[Data entries]
────────────────────────────────────────

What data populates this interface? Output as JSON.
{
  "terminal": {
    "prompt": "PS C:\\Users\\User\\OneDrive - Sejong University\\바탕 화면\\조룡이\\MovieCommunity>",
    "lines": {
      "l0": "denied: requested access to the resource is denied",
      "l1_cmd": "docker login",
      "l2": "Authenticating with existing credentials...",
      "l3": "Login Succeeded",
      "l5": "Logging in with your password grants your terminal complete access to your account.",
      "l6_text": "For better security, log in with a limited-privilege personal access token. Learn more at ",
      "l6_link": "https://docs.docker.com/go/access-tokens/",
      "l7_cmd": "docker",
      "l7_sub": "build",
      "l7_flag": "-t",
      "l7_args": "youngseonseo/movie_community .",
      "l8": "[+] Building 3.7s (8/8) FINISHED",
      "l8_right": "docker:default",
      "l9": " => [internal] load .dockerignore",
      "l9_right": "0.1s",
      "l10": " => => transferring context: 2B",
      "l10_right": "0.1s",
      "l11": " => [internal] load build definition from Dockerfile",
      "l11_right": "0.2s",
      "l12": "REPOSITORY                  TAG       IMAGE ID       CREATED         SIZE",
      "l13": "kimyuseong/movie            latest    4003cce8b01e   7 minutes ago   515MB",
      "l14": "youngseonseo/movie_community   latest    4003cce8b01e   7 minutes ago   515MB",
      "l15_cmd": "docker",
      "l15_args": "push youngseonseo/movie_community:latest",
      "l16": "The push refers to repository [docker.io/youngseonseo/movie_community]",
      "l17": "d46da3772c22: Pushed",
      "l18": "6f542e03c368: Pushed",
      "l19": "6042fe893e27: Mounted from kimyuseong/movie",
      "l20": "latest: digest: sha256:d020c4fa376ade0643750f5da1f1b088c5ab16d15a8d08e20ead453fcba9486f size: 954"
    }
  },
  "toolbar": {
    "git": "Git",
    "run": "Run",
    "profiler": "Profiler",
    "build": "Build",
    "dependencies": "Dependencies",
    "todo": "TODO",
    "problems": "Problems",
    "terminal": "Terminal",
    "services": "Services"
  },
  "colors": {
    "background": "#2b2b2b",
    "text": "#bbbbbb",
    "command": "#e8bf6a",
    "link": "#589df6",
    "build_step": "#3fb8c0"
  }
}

────────────────────────────────────────

● **TASK DESCRIPTION**:
Identify and copy the lines holding the word "minutes".

● **SOLUTION TO THIS TASK**:
      "l13": "kimyuseong/movie            latest    4003cce8b01e   7 minutes ago   515MB",
      "l14": "youngseonseo/movie_community   latest    4003cce8b01e   7 minutes ago   515MB",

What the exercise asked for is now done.